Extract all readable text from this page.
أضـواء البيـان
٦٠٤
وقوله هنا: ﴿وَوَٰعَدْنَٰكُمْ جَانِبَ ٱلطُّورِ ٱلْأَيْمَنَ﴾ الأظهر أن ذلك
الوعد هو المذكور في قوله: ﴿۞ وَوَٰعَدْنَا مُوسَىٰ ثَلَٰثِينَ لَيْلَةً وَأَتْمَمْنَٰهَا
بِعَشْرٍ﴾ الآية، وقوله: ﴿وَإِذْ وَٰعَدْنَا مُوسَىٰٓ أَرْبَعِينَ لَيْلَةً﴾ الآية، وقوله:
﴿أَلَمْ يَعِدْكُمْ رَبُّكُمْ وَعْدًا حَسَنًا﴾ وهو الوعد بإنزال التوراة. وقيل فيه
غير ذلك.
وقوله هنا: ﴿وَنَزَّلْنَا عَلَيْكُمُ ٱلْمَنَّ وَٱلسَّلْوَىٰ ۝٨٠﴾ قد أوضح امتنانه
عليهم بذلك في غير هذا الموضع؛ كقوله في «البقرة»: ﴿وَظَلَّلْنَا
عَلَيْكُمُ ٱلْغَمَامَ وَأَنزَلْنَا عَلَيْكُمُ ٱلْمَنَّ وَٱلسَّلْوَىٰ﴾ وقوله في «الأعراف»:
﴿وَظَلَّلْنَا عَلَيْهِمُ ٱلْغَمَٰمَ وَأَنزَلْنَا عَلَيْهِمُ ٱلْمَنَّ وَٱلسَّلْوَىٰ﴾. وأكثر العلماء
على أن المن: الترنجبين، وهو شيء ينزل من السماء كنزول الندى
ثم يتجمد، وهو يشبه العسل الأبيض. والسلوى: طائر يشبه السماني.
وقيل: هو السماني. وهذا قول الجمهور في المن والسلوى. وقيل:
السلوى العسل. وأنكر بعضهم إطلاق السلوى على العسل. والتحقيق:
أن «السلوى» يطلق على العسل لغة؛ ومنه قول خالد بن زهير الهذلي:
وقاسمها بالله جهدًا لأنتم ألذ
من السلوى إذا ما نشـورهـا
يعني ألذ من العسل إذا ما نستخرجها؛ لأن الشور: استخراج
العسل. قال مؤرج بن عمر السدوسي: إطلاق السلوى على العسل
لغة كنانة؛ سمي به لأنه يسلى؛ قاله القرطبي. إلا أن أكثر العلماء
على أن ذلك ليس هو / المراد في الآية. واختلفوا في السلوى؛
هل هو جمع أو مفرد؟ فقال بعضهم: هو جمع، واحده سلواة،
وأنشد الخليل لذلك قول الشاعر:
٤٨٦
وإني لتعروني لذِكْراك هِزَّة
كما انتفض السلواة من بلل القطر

# [EXERCISE REQUIREMENTS]
Go through the listing above and restate it word for word.

# [WRITTEN SOLUTION]
Extract all readable text from this page.
أضـواء البيـان
٦٠٤
وقوله هنا: ﴿وَوَٰعَدْنَٰكُمْ جَانِبَ ٱلطُّورِ ٱلْأَيْمَنَ﴾ الأظهر أن ذلك
الوعد هو المذكور في قوله: ﴿۞ وَوَٰعَدْنَا مُوسَىٰ ثَلَٰثِينَ لَيْلَةً وَأَتْمَمْنَٰهَا
بِعَشْرٍ﴾ الآية، وقوله: ﴿وَإِذْ وَٰعَدْنَا مُوسَىٰٓ أَرْبَعِينَ لَيْلَةً﴾ الآية، وقوله:
﴿أَلَمْ يَعِدْكُمْ رَبُّكُمْ وَعْدًا حَسَنًا﴾ وهو الوعد بإنزال التوراة. وقيل فيه
غير ذلك.
وقوله هنا: ﴿وَنَزَّلْنَا عَلَيْكُمُ ٱلْمَنَّ وَٱلسَّلْوَىٰ ۝٨٠﴾ قد أوضح امتنانه
عليهم بذلك في غير هذا الموضع؛ كقوله في «البقرة»: ﴿وَظَلَّلْنَا
عَلَيْكُمُ ٱلْغَمَامَ وَأَنزَلْنَا عَلَيْكُمُ ٱلْمَنَّ وَٱلسَّلْوَىٰ﴾ وقوله في «الأعراف»:
﴿وَظَلَّلْنَا عَلَيْهِمُ ٱلْغَمَٰمَ وَأَنزَلْنَا عَلَيْهِمُ ٱلْمَنَّ وَٱلسَّلْوَىٰ﴾. وأكثر العلماء
على أن المن: الترنجبين، وهو شيء ينزل من السماء كنزول الندى
ثم يتجمد، وهو يشبه العسل الأبيض. والسلوى: طائر يشبه السماني.
وقيل: هو السماني. وهذا قول الجمهور في المن والسلوى. وقيل:
السلوى العسل. وأنكر بعضهم إطلاق السلوى على العسل. والتحقيق:
أن «السلوى» يطلق على العسل لغة؛ ومنه قول خالد بن زهير الهذلي:
وقاسمها بالله جهدًا لأنتم ألذ
من السلوى إذا ما نشـورهـا
يعني ألذ من العسل إذا ما نستخرجها؛ لأن الشور: استخراج
العسل. قال مؤرج بن عمر السدوسي: إطلاق السلوى على العسل
لغة كنانة؛ سمي به لأنه يسلى؛ قاله القرطبي. إلا أن أكثر العلماء
على أن ذلك ليس هو / المراد في الآية. واختلفوا في السلوى؛
هل هو جمع أو مفرد؟ فقال بعضهم: هو جمع، واحده سلواة،
وأنشد الخليل لذلك قول الشاعر:
٤٨٦
وإني لتعروني لذِكْراك هِزَّة
كما انتفض السلواة من بلل القطر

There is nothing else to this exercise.